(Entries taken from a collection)
::::
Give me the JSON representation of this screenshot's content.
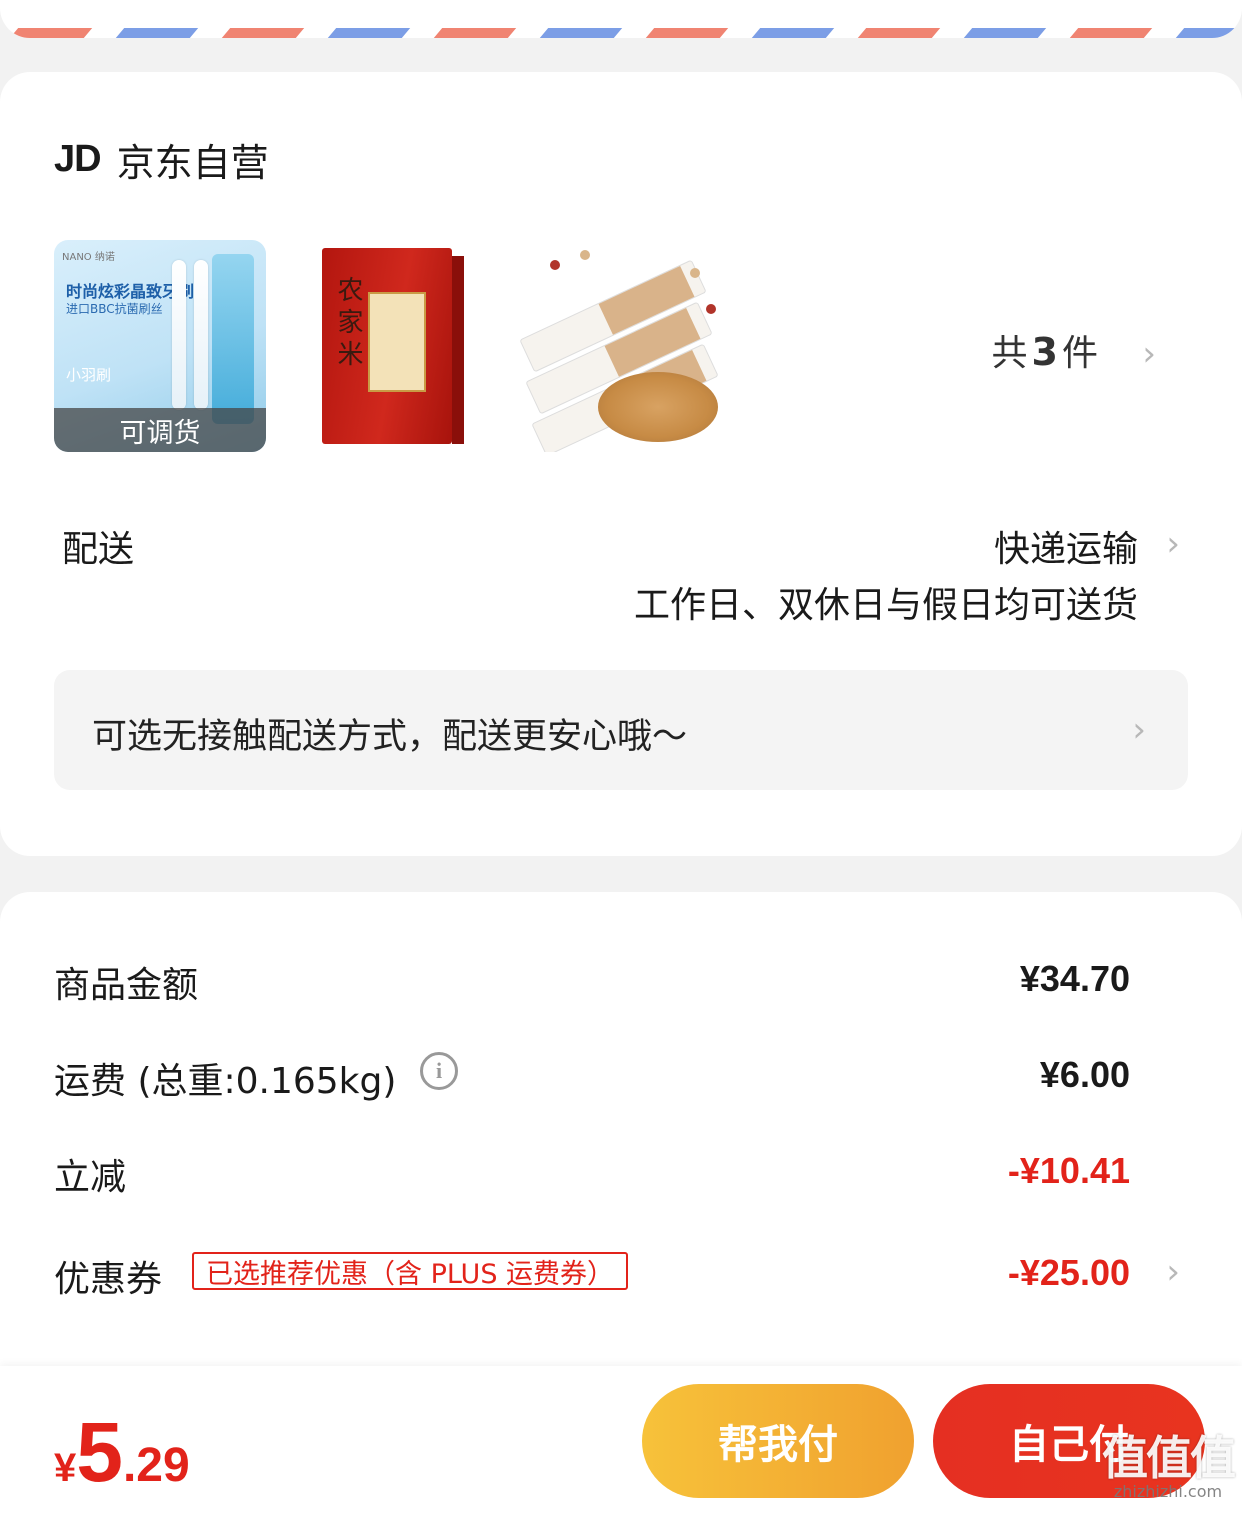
{
  "address_stripe": {
    "red": "#f08472",
    "blue": "#7c9ee6"
  },
  "store": {
    "logo_text": "JD",
    "name": "京东自营",
    "products": [
      {
        "icon": "toothbrush-product-image",
        "brand": "NANO 纳诺",
        "title": "时尚炫彩晶致牙刷",
        "subtitle": "进口BBC抗菌刷丝",
        "name": "小羽刷",
        "tag": "可调货"
      },
      {
        "icon": "rice-box-product-image",
        "box_text": "农家米"
      },
      {
        "icon": "peanut-snack-product-image"
      }
    ],
    "count_prefix": "共",
    "count": "3",
    "count_suffix": "件"
  },
  "delivery": {
    "label": "配送",
    "method": "快递运输",
    "note": "工作日、双休日与假日均可送货",
    "contactless": "可选无接触配送方式，配送更安心哦～"
  },
  "summary": {
    "goods_label": "商品金额",
    "goods_value": "¥34.70",
    "shipping_label": "运费 (总重:0.165kg)",
    "shipping_value": "¥6.00",
    "discount_label": "立减",
    "discount_value": "-¥10.41",
    "coupon_label": "优惠券",
    "coupon_tag": "已选推荐优惠（含 PLUS 运费券）",
    "coupon_value": "-¥25.00"
  },
  "bottom": {
    "currency": "¥",
    "total_int": "5",
    "total_dec": ".29",
    "help_pay": "帮我付",
    "self_pay": "自己付"
  },
  "watermark": {
    "glyphs": "值值值",
    "url": "zhizhizhi.com"
  },
  "colors": {
    "price_red": "#e2231a",
    "help_btn": "#f3b034",
    "pay_btn": "#e6311f"
  }
}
::::
▶ What you are asked to do
Each entry above is to be written out again unchanged, apart from the pictures, which are left out.

▶ Result of the exercise
Give me the JSON representation of this screenshot's content.
{
  "address_stripe": {
    "red": "#f08472",
    "blue": "#7c9ee6"
  },
  "store": {
    "logo_text": "JD",
    "name": "京东自营",
    "products": [
      {
        "icon": "toothbrush-product-image",
        "brand": "NANO 纳诺",
        "title": "时尚炫彩晶致牙刷",
        "subtitle": "进口BBC抗菌刷丝",
        "name": "小羽刷",
        "tag": "可调货"
      },
      {
        "icon": "rice-box-product-image",
        "box_text": "农家米"
      },
      {
        "icon": "peanut-snack-product-image"
      }
    ],
    "count_prefix": "共",
    "count": "3",
    "count_suffix": "件"
  },
  "delivery": {
    "label": "配送",
    "method": "快递运输",
    "note": "工作日、双休日与假日均可送货",
    "contactless": "可选无接触配送方式，配送更安心哦～"
  },
  "summary": {
    "goods_label": "商品金额",
    "goods_value": "¥34.70",
    "shipping_label": "运费 (总重:0.165kg)",
    "shipping_value": "¥6.00",
    "discount_label": "立减",
    "discount_value": "-¥10.41",
    "coupon_label": "优惠券",
    "coupon_tag": "已选推荐优惠（含 PLUS 运费券）",
    "coupon_value": "-¥25.00"
  },
  "bottom": {
    "currency": "¥",
    "total_int": "5",
    "total_dec": ".29",
    "help_pay": "帮我付",
    "self_pay": "自己付"
  },
  "watermark": {
    "glyphs": "值值值",
    "url": "zhizhizhi.com"
  },
  "colors": {
    "price_red": "#e2231a",
    "help_btn": "#f3b034",
    "pay_btn": "#e6311f"
  }
}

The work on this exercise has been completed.